-- Request --
Restate the entire listing word for word.
========================================
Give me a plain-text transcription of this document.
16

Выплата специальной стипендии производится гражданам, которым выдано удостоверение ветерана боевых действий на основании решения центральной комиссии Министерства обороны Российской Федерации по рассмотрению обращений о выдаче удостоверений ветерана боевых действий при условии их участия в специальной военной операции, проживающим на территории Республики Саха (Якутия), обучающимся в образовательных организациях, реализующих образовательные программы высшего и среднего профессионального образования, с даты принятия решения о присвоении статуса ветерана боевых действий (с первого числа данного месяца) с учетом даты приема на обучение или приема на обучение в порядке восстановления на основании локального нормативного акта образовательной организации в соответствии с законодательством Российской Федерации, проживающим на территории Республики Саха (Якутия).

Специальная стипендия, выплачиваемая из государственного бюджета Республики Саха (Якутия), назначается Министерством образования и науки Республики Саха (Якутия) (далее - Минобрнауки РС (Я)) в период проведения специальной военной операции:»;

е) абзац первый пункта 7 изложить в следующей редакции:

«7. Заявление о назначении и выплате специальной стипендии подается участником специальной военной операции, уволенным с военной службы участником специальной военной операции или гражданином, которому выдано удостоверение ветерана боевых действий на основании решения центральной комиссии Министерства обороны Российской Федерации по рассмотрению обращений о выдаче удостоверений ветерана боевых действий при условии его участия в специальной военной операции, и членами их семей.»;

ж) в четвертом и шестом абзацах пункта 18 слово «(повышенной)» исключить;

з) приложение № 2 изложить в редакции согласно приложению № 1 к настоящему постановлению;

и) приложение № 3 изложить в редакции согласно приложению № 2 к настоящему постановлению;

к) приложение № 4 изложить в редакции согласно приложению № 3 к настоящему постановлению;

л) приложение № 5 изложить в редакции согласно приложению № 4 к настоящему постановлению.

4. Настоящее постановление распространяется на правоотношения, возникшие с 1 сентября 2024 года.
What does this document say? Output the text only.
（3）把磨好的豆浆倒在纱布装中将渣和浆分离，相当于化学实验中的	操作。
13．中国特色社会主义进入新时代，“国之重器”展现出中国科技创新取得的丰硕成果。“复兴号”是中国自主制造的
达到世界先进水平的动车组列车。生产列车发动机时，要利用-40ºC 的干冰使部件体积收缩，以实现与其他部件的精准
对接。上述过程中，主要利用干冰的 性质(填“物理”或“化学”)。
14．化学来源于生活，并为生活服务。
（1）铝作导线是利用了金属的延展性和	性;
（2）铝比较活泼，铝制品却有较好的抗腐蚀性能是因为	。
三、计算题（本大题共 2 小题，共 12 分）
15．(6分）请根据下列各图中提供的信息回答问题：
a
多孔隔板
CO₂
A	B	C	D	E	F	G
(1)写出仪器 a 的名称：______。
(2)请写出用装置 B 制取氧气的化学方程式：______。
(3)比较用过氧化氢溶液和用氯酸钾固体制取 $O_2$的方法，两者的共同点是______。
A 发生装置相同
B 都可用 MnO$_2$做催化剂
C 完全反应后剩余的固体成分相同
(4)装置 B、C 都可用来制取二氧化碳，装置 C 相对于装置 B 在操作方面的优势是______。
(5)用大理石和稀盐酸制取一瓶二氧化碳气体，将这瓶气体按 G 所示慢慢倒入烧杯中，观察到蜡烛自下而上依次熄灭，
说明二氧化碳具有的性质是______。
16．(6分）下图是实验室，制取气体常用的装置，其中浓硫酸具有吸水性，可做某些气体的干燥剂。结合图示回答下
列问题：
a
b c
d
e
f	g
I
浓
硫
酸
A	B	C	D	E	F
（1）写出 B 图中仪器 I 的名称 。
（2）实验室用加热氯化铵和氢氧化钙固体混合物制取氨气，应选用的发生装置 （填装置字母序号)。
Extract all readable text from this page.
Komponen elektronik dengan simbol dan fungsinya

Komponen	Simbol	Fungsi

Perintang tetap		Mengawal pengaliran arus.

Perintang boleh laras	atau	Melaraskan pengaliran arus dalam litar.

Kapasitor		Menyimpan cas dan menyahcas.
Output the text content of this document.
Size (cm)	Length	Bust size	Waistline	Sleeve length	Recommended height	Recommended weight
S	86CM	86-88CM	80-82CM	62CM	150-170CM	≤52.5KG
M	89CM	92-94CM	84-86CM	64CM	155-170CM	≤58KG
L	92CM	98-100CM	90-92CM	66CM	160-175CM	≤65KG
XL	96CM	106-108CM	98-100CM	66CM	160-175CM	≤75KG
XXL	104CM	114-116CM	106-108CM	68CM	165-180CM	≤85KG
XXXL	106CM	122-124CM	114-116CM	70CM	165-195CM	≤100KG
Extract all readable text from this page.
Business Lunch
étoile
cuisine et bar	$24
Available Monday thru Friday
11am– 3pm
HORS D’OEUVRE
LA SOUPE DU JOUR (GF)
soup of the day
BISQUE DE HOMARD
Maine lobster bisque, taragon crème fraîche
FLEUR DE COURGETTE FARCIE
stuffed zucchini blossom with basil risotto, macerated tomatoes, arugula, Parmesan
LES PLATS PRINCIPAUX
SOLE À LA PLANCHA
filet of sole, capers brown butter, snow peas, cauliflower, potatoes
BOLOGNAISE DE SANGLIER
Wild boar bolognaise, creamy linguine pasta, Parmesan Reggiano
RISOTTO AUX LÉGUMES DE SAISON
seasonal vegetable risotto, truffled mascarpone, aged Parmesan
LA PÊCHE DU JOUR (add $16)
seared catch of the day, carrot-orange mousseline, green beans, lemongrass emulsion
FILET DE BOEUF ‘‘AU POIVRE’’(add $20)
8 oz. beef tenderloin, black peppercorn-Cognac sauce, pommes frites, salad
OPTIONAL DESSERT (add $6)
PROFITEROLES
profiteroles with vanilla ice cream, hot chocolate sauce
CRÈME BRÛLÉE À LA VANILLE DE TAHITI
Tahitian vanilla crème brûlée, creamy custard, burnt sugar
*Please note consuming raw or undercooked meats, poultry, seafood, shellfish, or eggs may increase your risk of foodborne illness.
========================================
-- Full response --
Give me a plain-text transcription of this document.
16

Выплата специальной стипендии производится гражданам, которым выдано удостоверение ветерана боевых действий на основании решения центральной комиссии Министерства обороны Российской Федерации по рассмотрению обращений о выдаче удостоверений ветерана боевых действий при условии их участия в специальной военной операции, проживающим на территории Республики Саха (Якутия), обучающимся в образовательных организациях, реализующих образовательные программы высшего и среднего профессионального образования, с даты принятия решения о присвоении статуса ветерана боевых действий (с первого числа данного месяца) с учетом даты приема на обучение или приема на обучение в порядке восстановления на основании локального нормативного акта образовательной организации в соответствии с законодательством Российской Федерации, проживающим на территории Республики Саха (Якутия).

Специальная стипендия, выплачиваемая из государственного бюджета Республики Саха (Якутия), назначается Министерством образования и науки Республики Саха (Якутия) (далее - Минобрнауки РС (Я)) в период проведения специальной военной операции:»;

е) абзац первый пункта 7 изложить в следующей редакции:

«7. Заявление о назначении и выплате специальной стипендии подается участником специальной военной операции, уволенным с военной службы участником специальной военной операции или гражданином, которому выдано удостоверение ветерана боевых действий на основании решения центральной комиссии Министерства обороны Российской Федерации по рассмотрению обращений о выдаче удостоверений ветерана боевых действий при условии его участия в специальной военной операции, и членами их семей.»;

ж) в четвертом и шестом абзацах пункта 18 слово «(повышенной)» исключить;

з) приложение № 2 изложить в редакции согласно приложению № 1 к настоящему постановлению;

и) приложение № 3 изложить в редакции согласно приложению № 2 к настоящему постановлению;

к) приложение № 4 изложить в редакции согласно приложению № 3 к настоящему постановлению;

л) приложение № 5 изложить в редакции согласно приложению № 4 к настоящему постановлению.

4. Настоящее постановление распространяется на правоотношения, возникшие с 1 сентября 2024 года.
What does this document say? Output the text only.
（3）把磨好的豆浆倒在纱布装中将渣和浆分离，相当于化学实验中的	操作。
13．中国特色社会主义进入新时代，“国之重器”展现出中国科技创新取得的丰硕成果。“复兴号”是中国自主制造的
达到世界先进水平的动车组列车。生产列车发动机时，要利用-40ºC 的干冰使部件体积收缩，以实现与其他部件的精准
对接。上述过程中，主要利用干冰的 性质(填“物理”或“化学”)。
14．化学来源于生活，并为生活服务。
（1）铝作导线是利用了金属的延展性和	性;
（2）铝比较活泼，铝制品却有较好的抗腐蚀性能是因为	。
三、计算题（本大题共 2 小题，共 12 分）
15．(6分）请根据下列各图中提供的信息回答问题：
a
多孔隔板
CO₂
A	B	C	D	E	F	G
(1)写出仪器 a 的名称：______。
(2)请写出用装置 B 制取氧气的化学方程式：______。
(3)比较用过氧化氢溶液和用氯酸钾固体制取 $O_2$的方法，两者的共同点是______。
A 发生装置相同
B 都可用 MnO$_2$做催化剂
C 完全反应后剩余的固体成分相同
(4)装置 B、C 都可用来制取二氧化碳，装置 C 相对于装置 B 在操作方面的优势是______。
(5)用大理石和稀盐酸制取一瓶二氧化碳气体，将这瓶气体按 G 所示慢慢倒入烧杯中，观察到蜡烛自下而上依次熄灭，
说明二氧化碳具有的性质是______。
16．(6分）下图是实验室，制取气体常用的装置，其中浓硫酸具有吸水性，可做某些气体的干燥剂。结合图示回答下
列问题：
a
b c
d
e
f	g
I
浓
硫
酸
A	B	C	D	E	F
（1）写出 B 图中仪器 I 的名称 。
（2）实验室用加热氯化铵和氢氧化钙固体混合物制取氨气，应选用的发生装置 （填装置字母序号)。
Extract all readable text from this page.
Komponen elektronik dengan simbol dan fungsinya

Komponen	Simbol	Fungsi

Perintang tetap		Mengawal pengaliran arus.

Perintang boleh laras	atau	Melaraskan pengaliran arus dalam litar.

Kapasitor		Menyimpan cas dan menyahcas.
Output the text content of this document.
Size (cm)	Length	Bust size	Waistline	Sleeve length	Recommended height	Recommended weight
S	86CM	86-88CM	80-82CM	62CM	150-170CM	≤52.5KG
M	89CM	92-94CM	84-86CM	64CM	155-170CM	≤58KG
L	92CM	98-100CM	90-92CM	66CM	160-175CM	≤65KG
XL	96CM	106-108CM	98-100CM	66CM	160-175CM	≤75KG
XXL	104CM	114-116CM	106-108CM	68CM	165-180CM	≤85KG
XXXL	106CM	122-124CM	114-116CM	70CM	165-195CM	≤100KG
Extract all readable text from this page.
Business Lunch
étoile
cuisine et bar	$24
Available Monday thru Friday
11am– 3pm
HORS D’OEUVRE
LA SOUPE DU JOUR (GF)
soup of the day
BISQUE DE HOMARD
Maine lobster bisque, taragon crème fraîche
FLEUR DE COURGETTE FARCIE
stuffed zucchini blossom with basil risotto, macerated tomatoes, arugula, Parmesan
LES PLATS PRINCIPAUX
SOLE À LA PLANCHA
filet of sole, capers brown butter, snow peas, cauliflower, potatoes
BOLOGNAISE DE SANGLIER
Wild boar bolognaise, creamy linguine pasta, Parmesan Reggiano
RISOTTO AUX LÉGUMES DE SAISON
seasonal vegetable risotto, truffled mascarpone, aged Parmesan
LA PÊCHE DU JOUR (add $16)
seared catch of the day, carrot-orange mousseline, green beans, lemongrass emulsion
FILET DE BOEUF ‘‘AU POIVRE’’(add $20)
8 oz. beef tenderloin, black peppercorn-Cognac sauce, pommes frites, salad
OPTIONAL DESSERT (add $6)
PROFITEROLES
profiteroles with vanilla ice cream, hot chocolate sauce
CRÈME BRÛLÉE À LA VANILLE DE TAHITI
Tahitian vanilla crème brûlée, creamy custard, burnt sugar
*Please note consuming raw or undercooked meats, poultry, seafood, shellfish, or eggs may increase your risk of foodborne illness.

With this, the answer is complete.